■ **Instructions to follow**: Locate and copy all lines bearing the word "изложить".

Records from a collection:
^^^^^^^^^^^^^^^^
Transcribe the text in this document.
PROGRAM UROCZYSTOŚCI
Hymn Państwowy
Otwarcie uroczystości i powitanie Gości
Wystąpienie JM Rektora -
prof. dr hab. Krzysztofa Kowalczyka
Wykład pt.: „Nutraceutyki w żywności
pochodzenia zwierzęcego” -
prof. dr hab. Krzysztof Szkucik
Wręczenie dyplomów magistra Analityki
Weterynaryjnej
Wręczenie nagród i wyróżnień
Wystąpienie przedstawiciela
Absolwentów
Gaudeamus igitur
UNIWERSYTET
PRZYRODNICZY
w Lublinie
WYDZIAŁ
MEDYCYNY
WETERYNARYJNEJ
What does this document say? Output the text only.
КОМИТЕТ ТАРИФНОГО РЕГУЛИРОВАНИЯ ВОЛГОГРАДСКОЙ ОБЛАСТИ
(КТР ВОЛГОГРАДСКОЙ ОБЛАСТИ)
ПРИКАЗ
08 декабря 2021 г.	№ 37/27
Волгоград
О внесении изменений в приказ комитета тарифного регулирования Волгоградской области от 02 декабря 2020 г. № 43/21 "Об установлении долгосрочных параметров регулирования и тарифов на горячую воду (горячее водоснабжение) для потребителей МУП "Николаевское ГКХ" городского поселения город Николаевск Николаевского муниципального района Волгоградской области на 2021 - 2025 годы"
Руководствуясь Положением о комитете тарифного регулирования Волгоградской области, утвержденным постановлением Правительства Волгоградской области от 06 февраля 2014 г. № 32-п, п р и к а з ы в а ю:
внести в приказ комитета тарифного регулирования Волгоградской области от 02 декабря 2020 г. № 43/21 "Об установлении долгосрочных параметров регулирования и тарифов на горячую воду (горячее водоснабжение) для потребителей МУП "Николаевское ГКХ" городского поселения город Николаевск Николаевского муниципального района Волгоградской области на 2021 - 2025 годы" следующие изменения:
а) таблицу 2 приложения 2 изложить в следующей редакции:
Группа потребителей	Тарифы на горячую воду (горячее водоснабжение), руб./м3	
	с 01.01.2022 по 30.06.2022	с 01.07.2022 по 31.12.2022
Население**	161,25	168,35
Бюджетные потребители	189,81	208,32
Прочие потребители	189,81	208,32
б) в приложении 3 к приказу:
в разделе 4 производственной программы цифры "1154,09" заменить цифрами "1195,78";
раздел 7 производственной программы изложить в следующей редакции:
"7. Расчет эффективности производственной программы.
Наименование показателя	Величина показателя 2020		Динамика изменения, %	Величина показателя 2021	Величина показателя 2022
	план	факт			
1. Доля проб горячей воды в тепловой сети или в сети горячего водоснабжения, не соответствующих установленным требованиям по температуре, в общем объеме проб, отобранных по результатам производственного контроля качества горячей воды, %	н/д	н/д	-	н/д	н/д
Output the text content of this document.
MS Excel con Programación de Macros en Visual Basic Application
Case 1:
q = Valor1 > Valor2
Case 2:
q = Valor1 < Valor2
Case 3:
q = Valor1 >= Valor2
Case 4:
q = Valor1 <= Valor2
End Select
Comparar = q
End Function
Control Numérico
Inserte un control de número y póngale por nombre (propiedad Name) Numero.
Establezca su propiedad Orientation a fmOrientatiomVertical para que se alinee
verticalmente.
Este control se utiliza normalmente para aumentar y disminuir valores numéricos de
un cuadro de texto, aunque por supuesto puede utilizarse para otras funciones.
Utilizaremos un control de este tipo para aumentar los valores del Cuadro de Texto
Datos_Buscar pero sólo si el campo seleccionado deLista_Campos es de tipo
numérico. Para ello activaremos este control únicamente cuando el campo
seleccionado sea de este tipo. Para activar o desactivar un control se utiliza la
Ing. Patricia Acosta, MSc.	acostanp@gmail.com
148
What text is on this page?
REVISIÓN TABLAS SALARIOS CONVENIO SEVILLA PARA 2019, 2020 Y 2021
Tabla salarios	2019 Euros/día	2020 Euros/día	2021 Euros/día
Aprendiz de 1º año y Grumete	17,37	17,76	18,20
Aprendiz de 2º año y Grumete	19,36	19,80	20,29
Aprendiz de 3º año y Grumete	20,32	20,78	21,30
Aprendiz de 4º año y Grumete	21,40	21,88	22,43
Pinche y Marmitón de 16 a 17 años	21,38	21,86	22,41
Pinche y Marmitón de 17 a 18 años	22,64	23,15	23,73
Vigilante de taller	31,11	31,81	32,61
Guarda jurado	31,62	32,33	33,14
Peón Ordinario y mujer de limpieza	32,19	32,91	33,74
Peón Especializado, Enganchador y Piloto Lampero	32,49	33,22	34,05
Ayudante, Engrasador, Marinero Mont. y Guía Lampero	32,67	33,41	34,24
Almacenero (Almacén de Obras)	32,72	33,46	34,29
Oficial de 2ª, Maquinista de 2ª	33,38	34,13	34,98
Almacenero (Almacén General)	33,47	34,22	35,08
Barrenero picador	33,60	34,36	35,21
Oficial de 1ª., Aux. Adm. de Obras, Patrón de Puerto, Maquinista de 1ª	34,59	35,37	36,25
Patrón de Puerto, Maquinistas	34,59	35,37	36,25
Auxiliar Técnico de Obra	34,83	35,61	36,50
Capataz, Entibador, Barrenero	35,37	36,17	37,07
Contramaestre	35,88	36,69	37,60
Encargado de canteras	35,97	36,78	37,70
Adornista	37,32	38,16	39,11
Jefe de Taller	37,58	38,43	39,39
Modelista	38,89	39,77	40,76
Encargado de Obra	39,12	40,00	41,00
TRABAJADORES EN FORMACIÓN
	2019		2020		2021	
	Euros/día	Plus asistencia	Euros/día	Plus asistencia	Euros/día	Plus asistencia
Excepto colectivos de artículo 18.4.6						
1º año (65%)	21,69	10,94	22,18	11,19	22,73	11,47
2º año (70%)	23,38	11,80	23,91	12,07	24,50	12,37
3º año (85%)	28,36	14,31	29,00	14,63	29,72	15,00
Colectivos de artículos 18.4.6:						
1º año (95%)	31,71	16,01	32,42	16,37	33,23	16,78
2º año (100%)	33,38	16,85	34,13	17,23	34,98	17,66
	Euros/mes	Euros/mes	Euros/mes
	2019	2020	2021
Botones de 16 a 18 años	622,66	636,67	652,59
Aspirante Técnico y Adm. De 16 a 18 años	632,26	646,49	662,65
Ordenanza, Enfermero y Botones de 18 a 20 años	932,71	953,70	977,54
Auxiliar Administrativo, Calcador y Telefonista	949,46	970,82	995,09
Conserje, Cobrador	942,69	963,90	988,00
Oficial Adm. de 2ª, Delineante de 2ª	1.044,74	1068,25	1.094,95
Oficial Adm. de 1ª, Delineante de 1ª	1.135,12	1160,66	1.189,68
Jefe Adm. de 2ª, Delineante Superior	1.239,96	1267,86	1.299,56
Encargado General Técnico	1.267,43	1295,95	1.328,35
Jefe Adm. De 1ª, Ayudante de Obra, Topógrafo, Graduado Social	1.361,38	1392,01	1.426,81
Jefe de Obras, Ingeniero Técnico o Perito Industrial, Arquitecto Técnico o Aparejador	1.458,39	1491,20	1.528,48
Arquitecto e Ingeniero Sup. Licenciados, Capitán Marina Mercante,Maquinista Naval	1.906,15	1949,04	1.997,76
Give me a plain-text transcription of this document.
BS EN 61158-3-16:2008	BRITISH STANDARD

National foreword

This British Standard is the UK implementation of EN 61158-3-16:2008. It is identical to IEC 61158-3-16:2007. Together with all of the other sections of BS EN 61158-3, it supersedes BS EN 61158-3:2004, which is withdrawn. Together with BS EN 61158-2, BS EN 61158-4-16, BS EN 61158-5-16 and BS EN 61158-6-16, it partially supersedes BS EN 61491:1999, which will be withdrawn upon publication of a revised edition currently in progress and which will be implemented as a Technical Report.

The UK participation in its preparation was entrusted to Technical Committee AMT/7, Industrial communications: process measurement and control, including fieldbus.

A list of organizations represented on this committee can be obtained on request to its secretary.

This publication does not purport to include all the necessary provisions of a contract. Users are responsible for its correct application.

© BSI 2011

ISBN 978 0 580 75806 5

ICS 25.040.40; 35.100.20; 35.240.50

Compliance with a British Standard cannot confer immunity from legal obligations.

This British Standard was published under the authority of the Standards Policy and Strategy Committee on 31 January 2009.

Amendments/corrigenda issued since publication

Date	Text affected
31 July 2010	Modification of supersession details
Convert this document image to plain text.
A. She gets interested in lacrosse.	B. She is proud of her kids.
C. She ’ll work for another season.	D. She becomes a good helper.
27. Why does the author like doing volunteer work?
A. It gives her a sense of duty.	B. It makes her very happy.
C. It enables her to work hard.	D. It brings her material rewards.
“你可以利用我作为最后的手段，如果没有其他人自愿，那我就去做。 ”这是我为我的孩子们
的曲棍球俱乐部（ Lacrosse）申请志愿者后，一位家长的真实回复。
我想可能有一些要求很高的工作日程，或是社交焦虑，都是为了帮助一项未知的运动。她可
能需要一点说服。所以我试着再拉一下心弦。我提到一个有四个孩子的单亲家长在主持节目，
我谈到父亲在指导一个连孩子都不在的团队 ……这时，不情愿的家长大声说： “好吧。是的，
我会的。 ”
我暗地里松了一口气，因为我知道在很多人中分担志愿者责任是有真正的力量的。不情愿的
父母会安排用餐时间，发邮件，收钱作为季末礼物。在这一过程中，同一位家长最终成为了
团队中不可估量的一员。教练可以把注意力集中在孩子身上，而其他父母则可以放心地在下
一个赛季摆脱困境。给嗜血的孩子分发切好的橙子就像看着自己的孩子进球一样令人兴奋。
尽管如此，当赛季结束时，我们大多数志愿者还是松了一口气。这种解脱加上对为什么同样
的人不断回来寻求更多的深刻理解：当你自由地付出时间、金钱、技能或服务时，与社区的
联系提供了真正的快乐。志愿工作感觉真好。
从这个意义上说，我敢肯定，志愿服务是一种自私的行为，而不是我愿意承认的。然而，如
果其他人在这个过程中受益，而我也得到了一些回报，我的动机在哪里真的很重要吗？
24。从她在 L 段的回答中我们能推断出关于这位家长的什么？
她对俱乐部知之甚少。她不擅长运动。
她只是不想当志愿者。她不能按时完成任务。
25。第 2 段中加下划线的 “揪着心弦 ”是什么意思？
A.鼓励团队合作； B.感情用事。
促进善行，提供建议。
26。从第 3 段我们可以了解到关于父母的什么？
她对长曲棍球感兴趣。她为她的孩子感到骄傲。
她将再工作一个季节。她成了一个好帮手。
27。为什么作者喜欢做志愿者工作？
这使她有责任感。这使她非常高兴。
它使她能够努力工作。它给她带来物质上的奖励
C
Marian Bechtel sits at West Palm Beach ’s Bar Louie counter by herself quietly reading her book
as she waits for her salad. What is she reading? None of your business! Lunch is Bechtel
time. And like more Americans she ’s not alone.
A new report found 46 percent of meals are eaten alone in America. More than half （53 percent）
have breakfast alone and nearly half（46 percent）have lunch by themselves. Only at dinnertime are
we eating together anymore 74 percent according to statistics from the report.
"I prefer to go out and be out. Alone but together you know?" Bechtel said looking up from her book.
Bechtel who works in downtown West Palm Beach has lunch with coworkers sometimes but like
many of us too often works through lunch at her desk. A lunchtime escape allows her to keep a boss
^^^^^^^^^^^^^^^^
■ **Written response**:
а) таблицу 2 приложения 2 изложить в следующей редакции:
раздел 7 производственной программы изложить в следующей редакции:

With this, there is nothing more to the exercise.